**TO BE DONE:**
Quote only the lines from the one containing "Transcribe the text in this document." through the final line, both included, and omit the pictures.
-- -- --
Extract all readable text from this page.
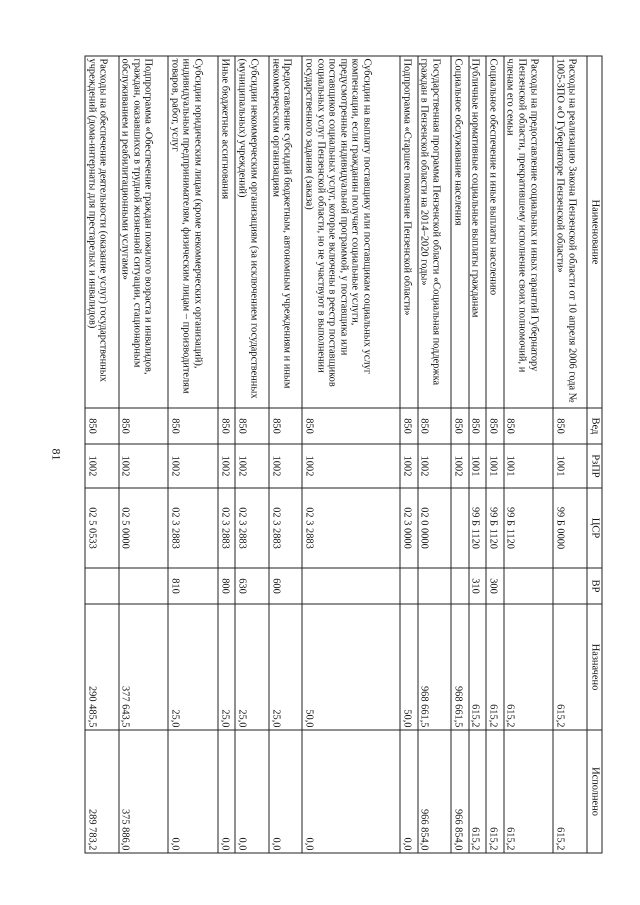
81
Наименование	Вед	РзПР	ЦСР	ВР	Назначено	Исполнено
Расходы на реализацию Закона Пензенской области от 10 апреля 2006 года № 1005-ЗПО «О Губернаторе Пензенской области»	850	1001	99 Б 0000		615,2	615,2
Расходы на предоставление социальных и иных гарантий Губернатору Пензенской области, прекратившему исполнение своих полномочий, и членам его семьи	850	1001	99 Б 1120		615,2	615,2
Социальное обеспечение и иные выплаты населению	850	1001	99 Б 1120	300	615,2	615,2
Публичные нормативные социальные выплаты гражданам	850	1001	99 Б 1120	310	615,2	615,2
Социальное обслуживание населения	850	1002			968 661,5	966 854,0
Государственная программа Пензенской области «Социальная поддержка граждан в Пензенской области на 2014–2020 годы»	850	1002	02 0 0000		968 661,5	966 854,0
Подпрограмма «Старшее поколение Пензенской области»	850	1002	02 3 0000		50,0	0,0
Субсидии на выплату поставщику или поставщикам социальных услуг компенсации, если гражданин получает социальные услуги, предусмотренные индивидуальной программой, у поставщика или поставщиков социальных услуг, которые включены в реестр поставщиков социальных услуг Пензенской области, но не участвуют в выполнении государственного задания (заказа)	850	1002	02 3 2883		50,0	0,0
Предоставление субсидий бюджетным, автономным учреждениям и иным некоммерческим организациям	850	1002	02 3 2883	600	25,0	0,0
Субсидии некоммерческим организациям (за исключением государственных (муниципальных) учреждений)	850	1002	02 3 2883	630	25,0	0,0
Иные бюджетные ассигнования	850	1002	02 3 2883	800	25,0	0,0
Субсидии юридическим лицам (кроме некоммерческих организаций), индивидуальным предпринимателям, физическим лицам – производителям товаров, работ, услуг	850	1002	02 3 2883	810	25,0	0,0
Подпрограмма «Обеспечение граждан пожилого возраста и инвалидов, граждан, оказавшихся в трудной жизненной ситуации, стационарным обслуживанием и реабилитационными услугами»	850	1002	02 5 0000		377 643,5	375 886,0
Расходы на обеспечение деятельности (оказание услуг) государственных учреждений (дома-интернаты для престарелых и инвалидов)	850	1002	02 5 0533		290 485,5	289 783,2
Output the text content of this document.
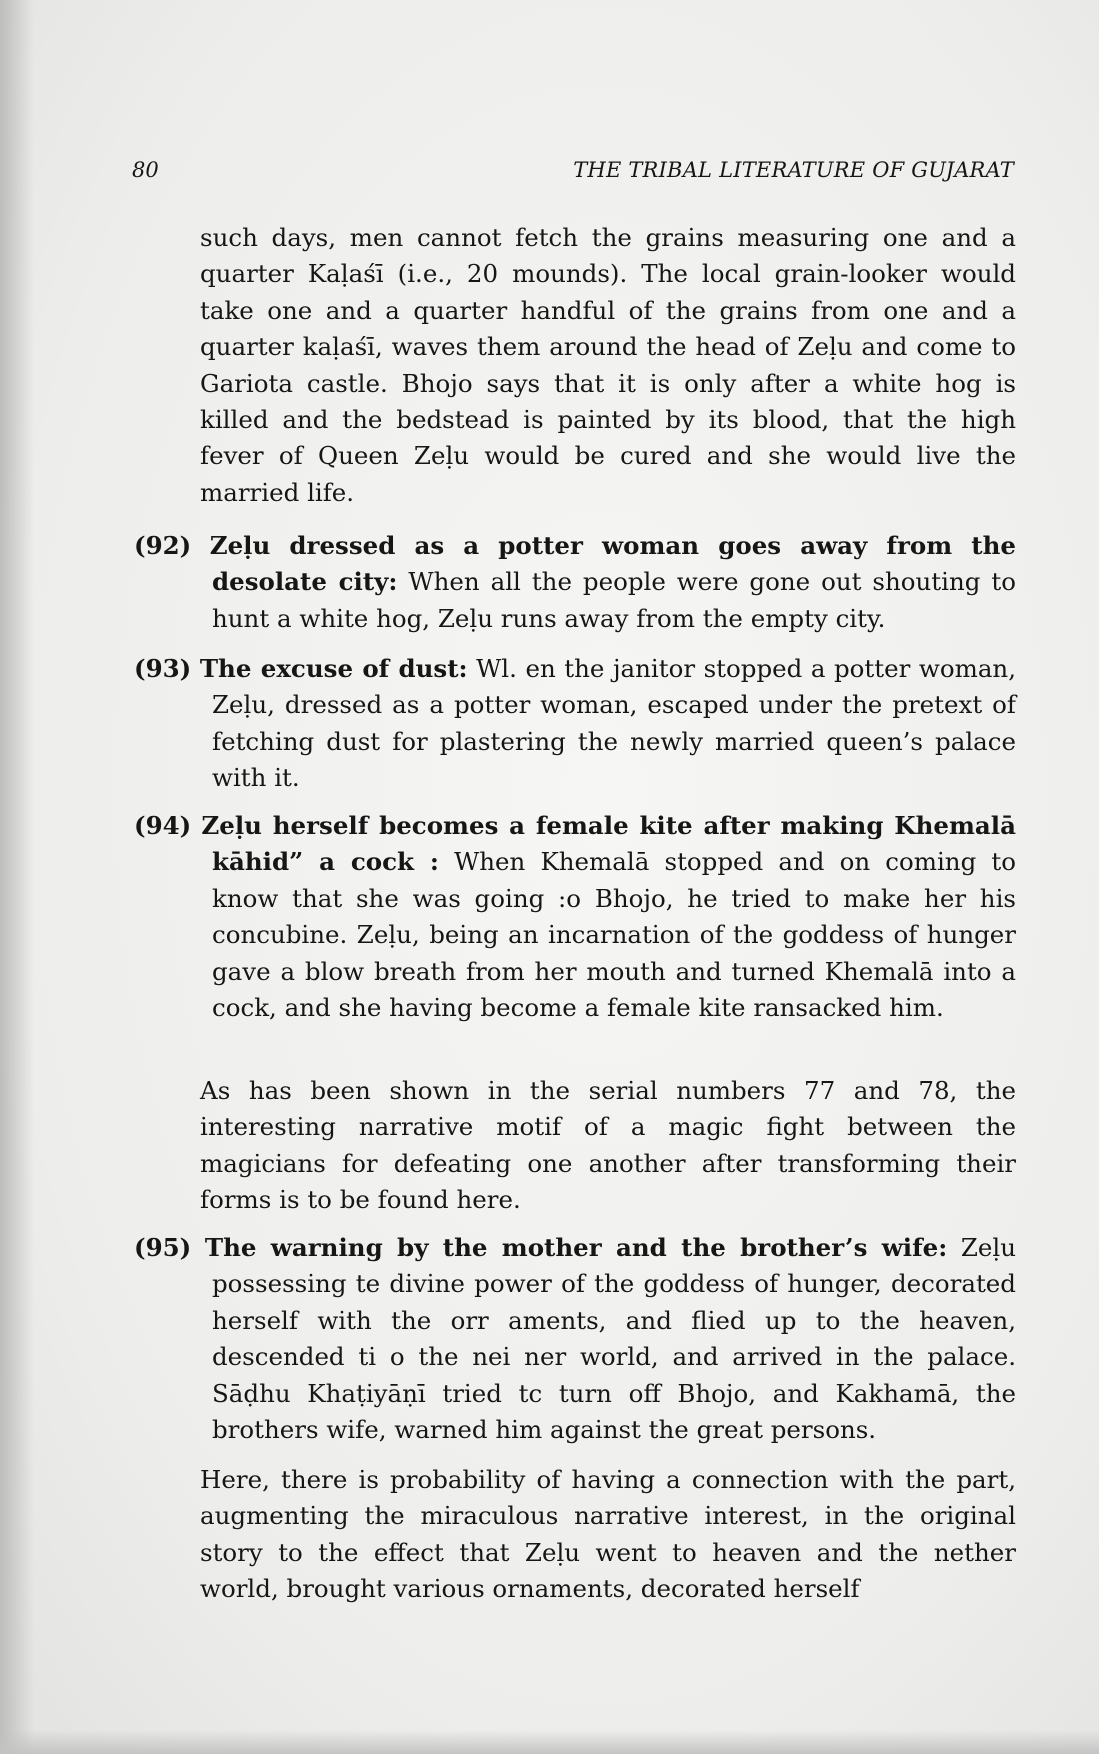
80	THE TRIBAL LITERATURE OF GUJARAT
such days, men cannot fetch the grains measuring one and a quarter Kaḷaśī (i.e., 20 mounds). The local grain-looker would take one and a quarter handful of the grains from one and a quarter kaḷaśī, waves them around the head of Zeḷu and come to Gariota castle. Bhojo says that it is only after a white hog is killed and the bedstead is painted by its blood, that the high fever of Queen Zeḷu would be cured and she would live the married life.
(92) Zeḷu dressed as a potter woman goes away from the desolate city: When all the people were gone out shouting to hunt a white hog, Zeḷu runs away from the empty city.
(93) The excuse of dust: Wl. en the janitor stopped a potter woman, Zeḷu, dressed as a potter woman, escaped under the pretext of fetching dust for plastering the newly married queen’s palace with it.
(94) Zeḷu herself becomes a female kite after making Khemalā kāhid” a cock : When Khemalā stopped and on coming to know that she was going :o Bhojo, he tried to make her his concubine. Zeḷu, being an incarnation of the goddess of hunger gave a blow breath from her mouth and turned Khemalā into a cock, and she having become a female kite ransacked him.
As has been shown in the serial numbers 77 and 78, the interesting narrative motif of a magic fight between the magicians for defeating one another after transforming their forms is to be found here.
(95) The warning by the mother and the brother’s wife: Zeḷu possessing te divine power of the goddess of hunger, decorated herself with the orr aments, and flied up to the heaven, descended ti o the nei ner world, and arrived in the palace. Sāḍhu Khaṭiyāṇī tried tc turn off Bhojo, and Kakhamā, the brothers wife, warned him against the great persons.
Here, there is probability of having a connection with the part, augmenting the miraculous narrative interest, in the original story to the effect that Zeḷu went to heaven and the nether world, brought various ornaments, decorated herself
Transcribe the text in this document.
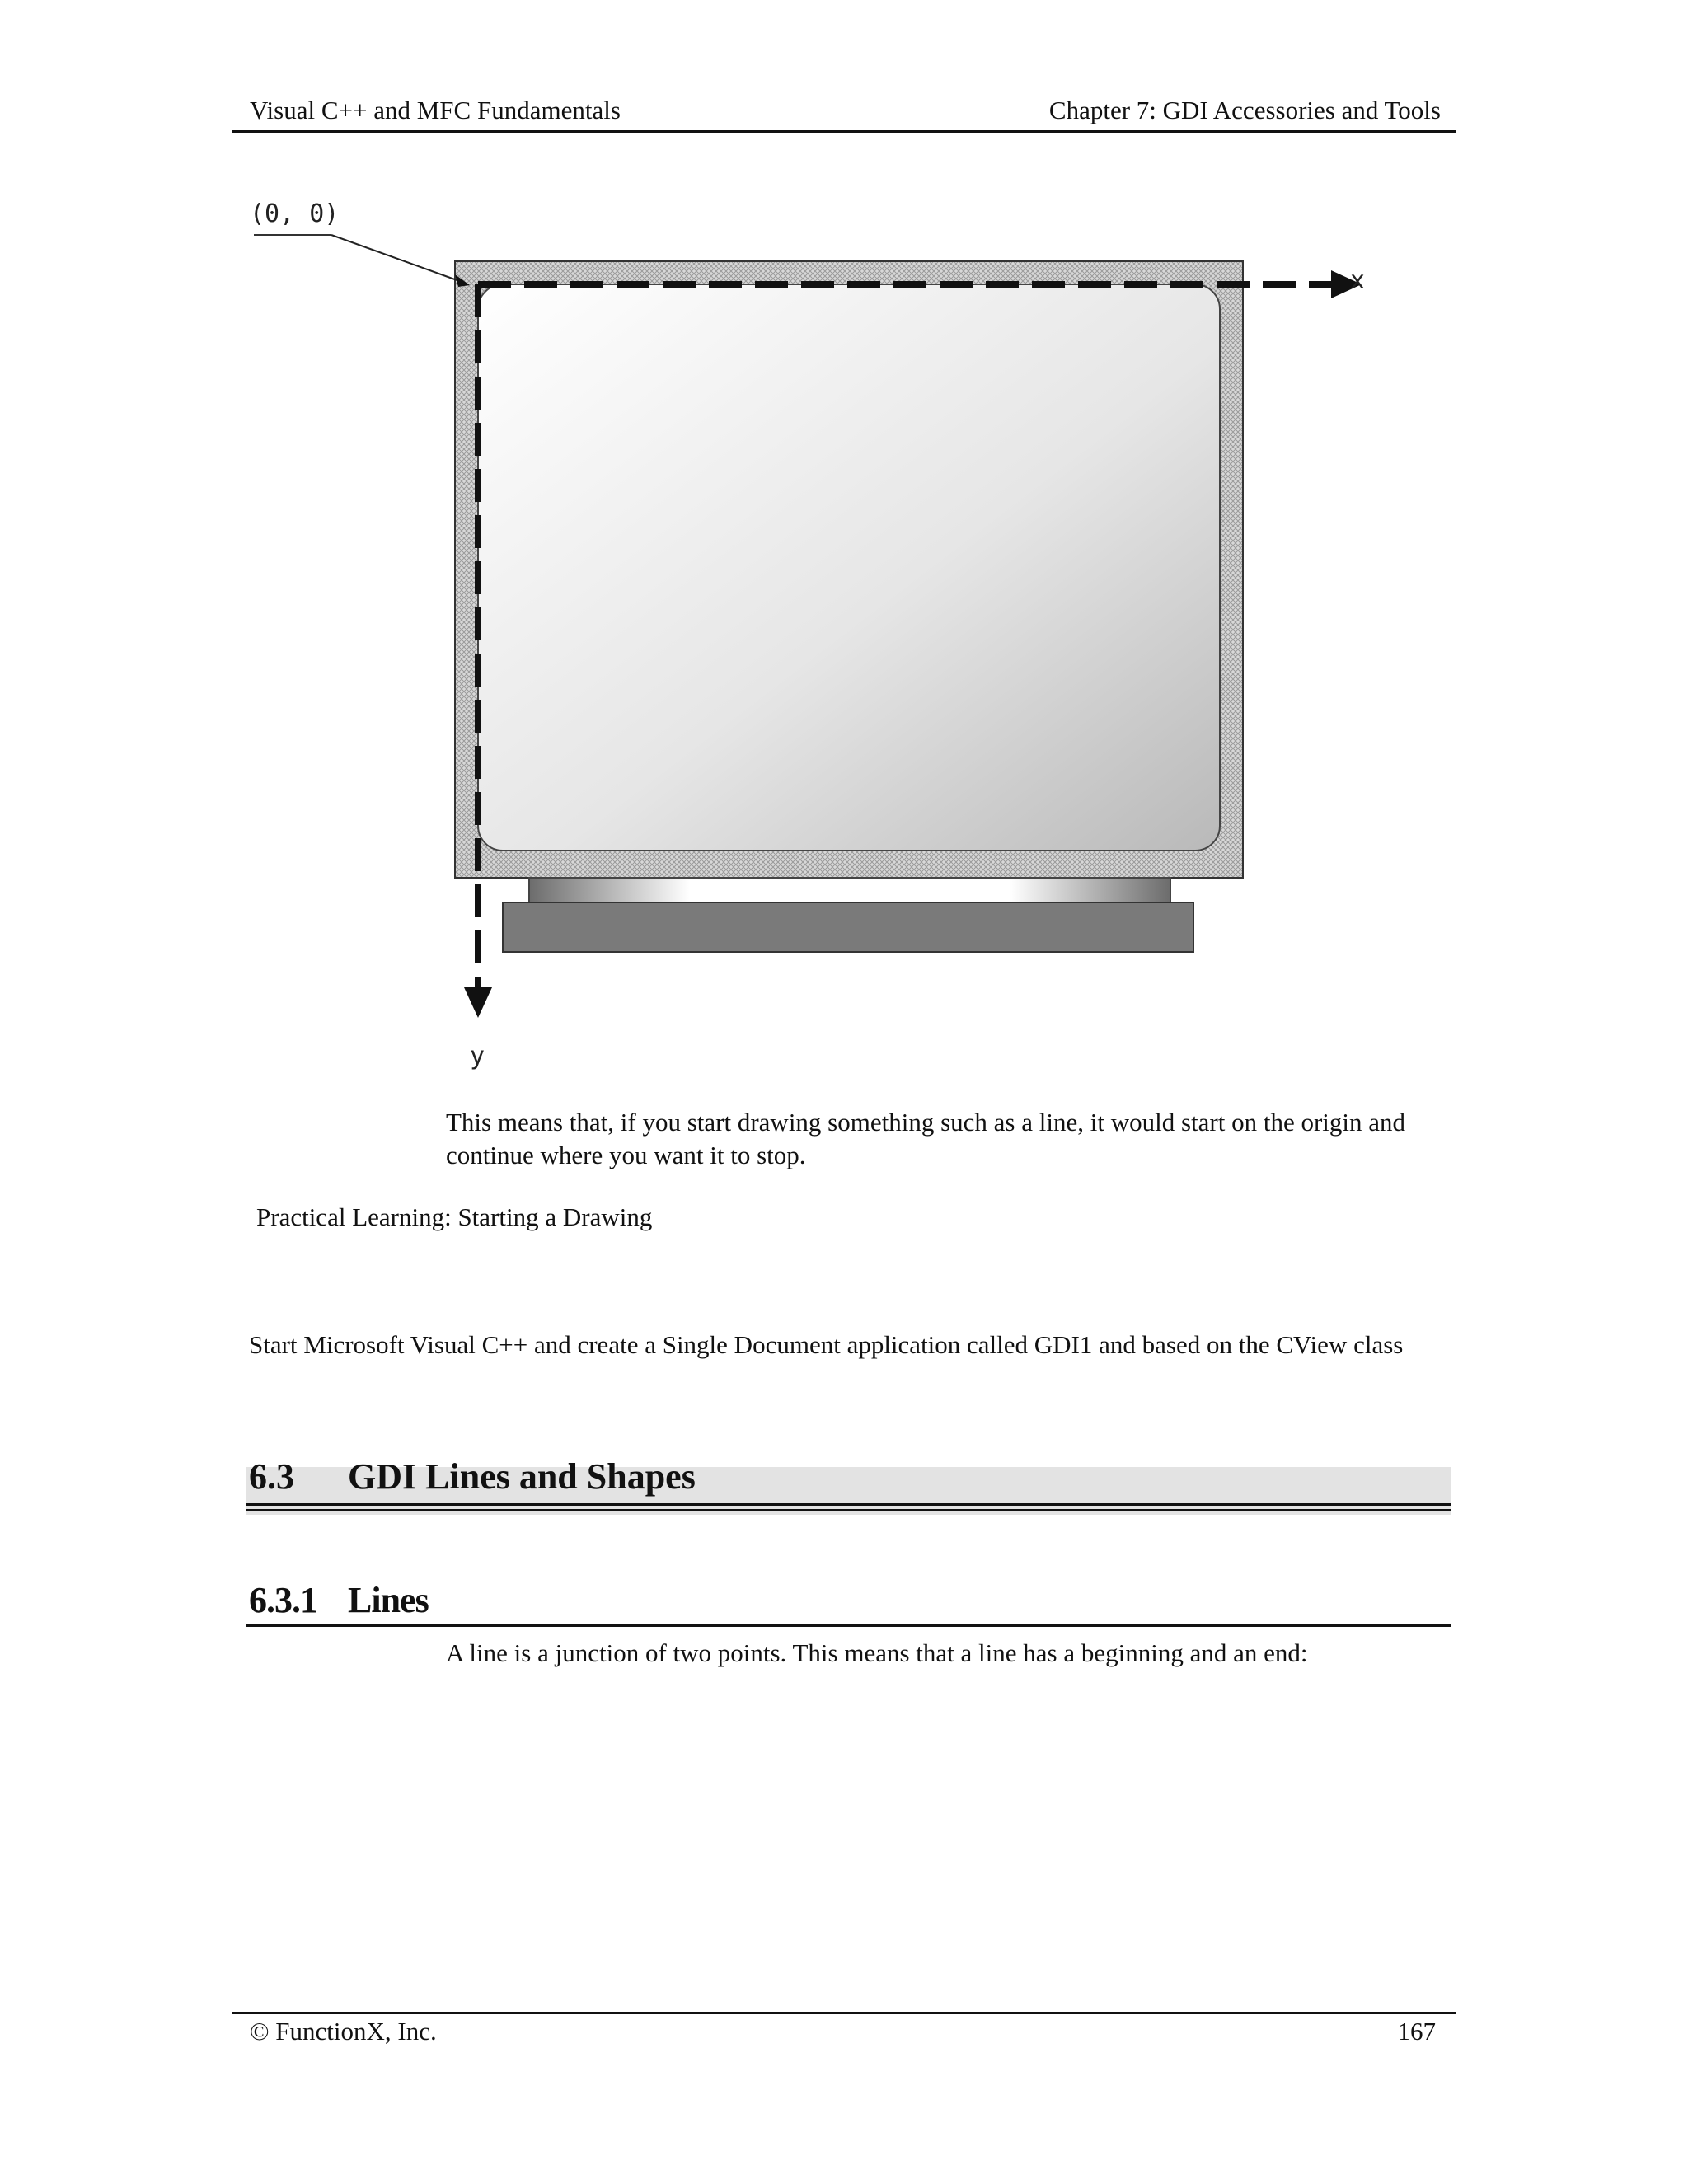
Visual C++ and MFC Fundamentals	Chapter 7: GDI Accessories and Tools
(0, 0)
x
y
This means that, if you start drawing something such as a line, it would start on the origin and continue where you want it to stop.
Practical Learning: Starting a Drawing
Start Microsoft Visual C++ and create a Single Document application called GDI1 and based on the CView class
6.3 GDI Lines and Shapes
6.3.1 Lines
A line is a junction of two points. This means that a line has a beginning and an end:
© FunctionX, Inc.	167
-- -- --
**EXERCISE OUTPUT:**
Transcribe the text in this document.
Visual C++ and MFC Fundamentals	Chapter 7: GDI Accessories and Tools
(0, 0)
x
y
This means that, if you start drawing something such as a line, it would start on the origin and continue where you want it to stop.
Practical Learning: Starting a Drawing
Start Microsoft Visual C++ and create a Single Document application called GDI1 and based on the CView class
6.3 GDI Lines and Shapes
6.3.1 Lines
A line is a junction of two points. This means that a line has a beginning and an end:
© FunctionX, Inc.	167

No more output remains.